# What the task requires
Would you retype all of these records exactly?

* * * * *

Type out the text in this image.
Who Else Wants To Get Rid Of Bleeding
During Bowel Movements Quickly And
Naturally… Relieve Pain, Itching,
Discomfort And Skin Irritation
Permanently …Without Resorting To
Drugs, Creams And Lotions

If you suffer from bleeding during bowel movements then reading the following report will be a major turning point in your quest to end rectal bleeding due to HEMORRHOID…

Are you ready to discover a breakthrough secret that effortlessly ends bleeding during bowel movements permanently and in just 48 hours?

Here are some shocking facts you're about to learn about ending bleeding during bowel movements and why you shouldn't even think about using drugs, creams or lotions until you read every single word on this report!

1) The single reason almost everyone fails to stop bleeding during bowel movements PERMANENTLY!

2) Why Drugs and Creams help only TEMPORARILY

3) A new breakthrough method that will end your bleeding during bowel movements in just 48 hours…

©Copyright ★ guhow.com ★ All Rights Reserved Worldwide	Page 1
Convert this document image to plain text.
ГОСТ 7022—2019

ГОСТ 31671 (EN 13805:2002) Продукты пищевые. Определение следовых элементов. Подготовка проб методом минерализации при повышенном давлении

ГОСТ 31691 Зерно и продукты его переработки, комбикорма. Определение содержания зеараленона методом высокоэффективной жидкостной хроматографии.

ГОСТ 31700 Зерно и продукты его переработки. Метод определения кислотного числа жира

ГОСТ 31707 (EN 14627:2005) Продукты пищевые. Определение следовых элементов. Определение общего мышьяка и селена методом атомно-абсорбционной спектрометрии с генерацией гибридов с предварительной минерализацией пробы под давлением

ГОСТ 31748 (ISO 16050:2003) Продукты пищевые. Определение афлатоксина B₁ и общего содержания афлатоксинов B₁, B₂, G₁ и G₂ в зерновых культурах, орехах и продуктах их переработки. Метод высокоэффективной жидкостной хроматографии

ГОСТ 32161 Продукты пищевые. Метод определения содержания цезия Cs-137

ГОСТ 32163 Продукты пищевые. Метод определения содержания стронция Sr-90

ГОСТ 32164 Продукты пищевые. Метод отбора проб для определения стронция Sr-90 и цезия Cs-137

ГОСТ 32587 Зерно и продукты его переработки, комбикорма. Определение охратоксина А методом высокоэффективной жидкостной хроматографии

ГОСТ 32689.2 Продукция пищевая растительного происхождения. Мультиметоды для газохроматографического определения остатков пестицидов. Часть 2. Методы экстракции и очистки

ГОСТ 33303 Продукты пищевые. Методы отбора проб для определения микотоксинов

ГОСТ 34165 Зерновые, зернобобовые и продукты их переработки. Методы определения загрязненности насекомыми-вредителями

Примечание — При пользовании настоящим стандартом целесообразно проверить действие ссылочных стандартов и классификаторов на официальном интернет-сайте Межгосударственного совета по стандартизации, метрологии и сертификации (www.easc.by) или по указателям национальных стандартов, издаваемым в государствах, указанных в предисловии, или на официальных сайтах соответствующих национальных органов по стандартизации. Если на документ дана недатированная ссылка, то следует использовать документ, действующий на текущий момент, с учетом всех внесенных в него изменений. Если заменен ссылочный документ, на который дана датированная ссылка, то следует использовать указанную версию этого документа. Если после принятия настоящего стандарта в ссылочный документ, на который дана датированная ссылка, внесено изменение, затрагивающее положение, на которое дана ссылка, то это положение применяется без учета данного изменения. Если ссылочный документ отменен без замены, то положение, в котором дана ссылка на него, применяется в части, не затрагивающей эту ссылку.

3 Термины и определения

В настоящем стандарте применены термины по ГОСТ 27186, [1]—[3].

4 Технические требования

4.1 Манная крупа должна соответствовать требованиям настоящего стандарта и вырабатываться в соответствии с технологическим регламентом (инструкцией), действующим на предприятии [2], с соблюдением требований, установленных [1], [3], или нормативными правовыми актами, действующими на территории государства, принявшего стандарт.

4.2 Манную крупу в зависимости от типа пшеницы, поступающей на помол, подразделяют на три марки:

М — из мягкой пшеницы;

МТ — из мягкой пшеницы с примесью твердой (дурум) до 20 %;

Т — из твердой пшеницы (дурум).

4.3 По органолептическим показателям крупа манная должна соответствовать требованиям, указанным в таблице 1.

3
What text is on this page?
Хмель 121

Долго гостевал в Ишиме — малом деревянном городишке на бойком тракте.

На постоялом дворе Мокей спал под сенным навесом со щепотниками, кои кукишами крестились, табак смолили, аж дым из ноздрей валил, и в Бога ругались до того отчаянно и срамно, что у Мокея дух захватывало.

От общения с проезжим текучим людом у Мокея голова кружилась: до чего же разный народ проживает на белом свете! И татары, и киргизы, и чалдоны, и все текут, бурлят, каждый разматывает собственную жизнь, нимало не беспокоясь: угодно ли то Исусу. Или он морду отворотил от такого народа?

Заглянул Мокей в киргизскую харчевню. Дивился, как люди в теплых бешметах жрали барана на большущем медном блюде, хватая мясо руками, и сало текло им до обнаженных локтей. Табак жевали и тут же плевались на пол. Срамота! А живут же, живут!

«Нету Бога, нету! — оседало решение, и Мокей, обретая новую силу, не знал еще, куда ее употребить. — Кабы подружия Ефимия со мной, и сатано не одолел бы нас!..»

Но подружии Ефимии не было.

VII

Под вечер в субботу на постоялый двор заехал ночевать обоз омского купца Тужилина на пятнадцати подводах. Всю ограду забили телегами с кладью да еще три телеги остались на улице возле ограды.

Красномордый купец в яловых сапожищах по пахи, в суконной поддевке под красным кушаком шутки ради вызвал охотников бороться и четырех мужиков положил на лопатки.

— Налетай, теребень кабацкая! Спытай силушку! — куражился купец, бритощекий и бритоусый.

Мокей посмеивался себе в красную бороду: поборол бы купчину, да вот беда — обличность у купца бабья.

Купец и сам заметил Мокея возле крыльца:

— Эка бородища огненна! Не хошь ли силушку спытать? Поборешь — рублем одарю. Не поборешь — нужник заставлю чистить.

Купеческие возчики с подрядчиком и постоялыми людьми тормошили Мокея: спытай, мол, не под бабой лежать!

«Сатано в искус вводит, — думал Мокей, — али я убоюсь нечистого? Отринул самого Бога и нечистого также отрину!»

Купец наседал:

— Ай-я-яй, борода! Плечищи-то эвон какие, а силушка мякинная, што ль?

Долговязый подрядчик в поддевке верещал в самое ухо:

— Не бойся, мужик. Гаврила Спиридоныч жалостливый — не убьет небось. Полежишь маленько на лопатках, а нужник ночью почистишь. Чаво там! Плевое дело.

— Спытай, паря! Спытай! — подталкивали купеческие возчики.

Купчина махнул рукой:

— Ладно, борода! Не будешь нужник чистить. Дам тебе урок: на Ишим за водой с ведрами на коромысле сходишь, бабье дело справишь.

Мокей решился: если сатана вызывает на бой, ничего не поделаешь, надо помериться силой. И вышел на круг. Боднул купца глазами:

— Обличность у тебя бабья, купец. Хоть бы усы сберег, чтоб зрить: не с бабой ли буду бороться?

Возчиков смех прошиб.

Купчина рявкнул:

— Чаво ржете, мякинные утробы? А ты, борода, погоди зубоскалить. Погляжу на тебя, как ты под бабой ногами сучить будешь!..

* * * * *

# Solved exercise
Type out the text in this image.
Who Else Wants To Get Rid Of Bleeding
During Bowel Movements Quickly And
Naturally… Relieve Pain, Itching,
Discomfort And Skin Irritation
Permanently …Without Resorting To
Drugs, Creams And Lotions

If you suffer from bleeding during bowel movements then reading the following report will be a major turning point in your quest to end rectal bleeding due to HEMORRHOID…

Are you ready to discover a breakthrough secret that effortlessly ends bleeding during bowel movements permanently and in just 48 hours?

Here are some shocking facts you're about to learn about ending bleeding during bowel movements and why you shouldn't even think about using drugs, creams or lotions until you read every single word on this report!

1) The single reason almost everyone fails to stop bleeding during bowel movements PERMANENTLY!

2) Why Drugs and Creams help only TEMPORARILY

3) A new breakthrough method that will end your bleeding during bowel movements in just 48 hours…

©Copyright ★ guhow.com ★ All Rights Reserved Worldwide	Page 1
Convert this document image to plain text.
ГОСТ 7022—2019

ГОСТ 31671 (EN 13805:2002) Продукты пищевые. Определение следовых элементов. Подготовка проб методом минерализации при повышенном давлении

ГОСТ 31691 Зерно и продукты его переработки, комбикорма. Определение содержания зеараленона методом высокоэффективной жидкостной хроматографии.

ГОСТ 31700 Зерно и продукты его переработки. Метод определения кислотного числа жира

ГОСТ 31707 (EN 14627:2005) Продукты пищевые. Определение следовых элементов. Определение общего мышьяка и селена методом атомно-абсорбционной спектрометрии с генерацией гибридов с предварительной минерализацией пробы под давлением

ГОСТ 31748 (ISO 16050:2003) Продукты пищевые. Определение афлатоксина B₁ и общего содержания афлатоксинов B₁, B₂, G₁ и G₂ в зерновых культурах, орехах и продуктах их переработки. Метод высокоэффективной жидкостной хроматографии

ГОСТ 32161 Продукты пищевые. Метод определения содержания цезия Cs-137

ГОСТ 32163 Продукты пищевые. Метод определения содержания стронция Sr-90

ГОСТ 32164 Продукты пищевые. Метод отбора проб для определения стронция Sr-90 и цезия Cs-137

ГОСТ 32587 Зерно и продукты его переработки, комбикорма. Определение охратоксина А методом высокоэффективной жидкостной хроматографии

ГОСТ 32689.2 Продукция пищевая растительного происхождения. Мультиметоды для газохроматографического определения остатков пестицидов. Часть 2. Методы экстракции и очистки

ГОСТ 33303 Продукты пищевые. Методы отбора проб для определения микотоксинов

ГОСТ 34165 Зерновые, зернобобовые и продукты их переработки. Методы определения загрязненности насекомыми-вредителями

Примечание — При пользовании настоящим стандартом целесообразно проверить действие ссылочных стандартов и классификаторов на официальном интернет-сайте Межгосударственного совета по стандартизации, метрологии и сертификации (www.easc.by) или по указателям национальных стандартов, издаваемым в государствах, указанных в предисловии, или на официальных сайтах соответствующих национальных органов по стандартизации. Если на документ дана недатированная ссылка, то следует использовать документ, действующий на текущий момент, с учетом всех внесенных в него изменений. Если заменен ссылочный документ, на который дана датированная ссылка, то следует использовать указанную версию этого документа. Если после принятия настоящего стандарта в ссылочный документ, на который дана датированная ссылка, внесено изменение, затрагивающее положение, на которое дана ссылка, то это положение применяется без учета данного изменения. Если ссылочный документ отменен без замены, то положение, в котором дана ссылка на него, применяется в части, не затрагивающей эту ссылку.

3 Термины и определения

В настоящем стандарте применены термины по ГОСТ 27186, [1]—[3].

4 Технические требования

4.1 Манная крупа должна соответствовать требованиям настоящего стандарта и вырабатываться в соответствии с технологическим регламентом (инструкцией), действующим на предприятии [2], с соблюдением требований, установленных [1], [3], или нормативными правовыми актами, действующими на территории государства, принявшего стандарт.

4.2 Манную крупу в зависимости от типа пшеницы, поступающей на помол, подразделяют на три марки:

М — из мягкой пшеницы;

МТ — из мягкой пшеницы с примесью твердой (дурум) до 20 %;

Т — из твердой пшеницы (дурум).

4.3 По органолептическим показателям крупа манная должна соответствовать требованиям, указанным в таблице 1.

3
What text is on this page?
Хмель 121

Долго гостевал в Ишиме — малом деревянном городишке на бойком тракте.

На постоялом дворе Мокей спал под сенным навесом со щепотниками, кои кукишами крестились, табак смолили, аж дым из ноздрей валил, и в Бога ругались до того отчаянно и срамно, что у Мокея дух захватывало.

От общения с проезжим текучим людом у Мокея голова кружилась: до чего же разный народ проживает на белом свете! И татары, и киргизы, и чалдоны, и все текут, бурлят, каждый разматывает собственную жизнь, нимало не беспокоясь: угодно ли то Исусу. Или он морду отворотил от такого народа?

Заглянул Мокей в киргизскую харчевню. Дивился, как люди в теплых бешметах жрали барана на большущем медном блюде, хватая мясо руками, и сало текло им до обнаженных локтей. Табак жевали и тут же плевались на пол. Срамота! А живут же, живут!

«Нету Бога, нету! — оседало решение, и Мокей, обретая новую силу, не знал еще, куда ее употребить. — Кабы подружия Ефимия со мной, и сатано не одолел бы нас!..»

Но подружии Ефимии не было.

VII

Под вечер в субботу на постоялый двор заехал ночевать обоз омского купца Тужилина на пятнадцати подводах. Всю ограду забили телегами с кладью да еще три телеги остались на улице возле ограды.

Красномордый купец в яловых сапожищах по пахи, в суконной поддевке под красным кушаком шутки ради вызвал охотников бороться и четырех мужиков положил на лопатки.

— Налетай, теребень кабацкая! Спытай силушку! — куражился купец, бритощекий и бритоусый.

Мокей посмеивался себе в красную бороду: поборол бы купчину, да вот беда — обличность у купца бабья.

Купец и сам заметил Мокея возле крыльца:

— Эка бородища огненна! Не хошь ли силушку спытать? Поборешь — рублем одарю. Не поборешь — нужник заставлю чистить.

Купеческие возчики с подрядчиком и постоялыми людьми тормошили Мокея: спытай, мол, не под бабой лежать!

«Сатано в искус вводит, — думал Мокей, — али я убоюсь нечистого? Отринул самого Бога и нечистого также отрину!»

Купец наседал:

— Ай-я-яй, борода! Плечищи-то эвон какие, а силушка мякинная, што ль?

Долговязый подрядчик в поддевке верещал в самое ухо:

— Не бойся, мужик. Гаврила Спиридоныч жалостливый — не убьет небось. Полежишь маленько на лопатках, а нужник ночью почистишь. Чаво там! Плевое дело.

— Спытай, паря! Спытай! — подталкивали купеческие возчики.

Купчина махнул рукой:

— Ладно, борода! Не будешь нужник чистить. Дам тебе урок: на Ишим за водой с ведрами на коромысле сходишь, бабье дело справишь.

Мокей решился: если сатана вызывает на бой, ничего не поделаешь, надо помериться силой. И вышел на круг. Боднул купца глазами:

— Обличность у тебя бабья, купец. Хоть бы усы сберег, чтоб зрить: не с бабой ли буду бороться?

Возчиков смех прошиб.

Купчина рявкнул:

— Чаво ржете, мякинные утробы? А ты, борода, погоди зубоскалить. Погляжу на тебя, как ты под бабой ногами сучить будешь!..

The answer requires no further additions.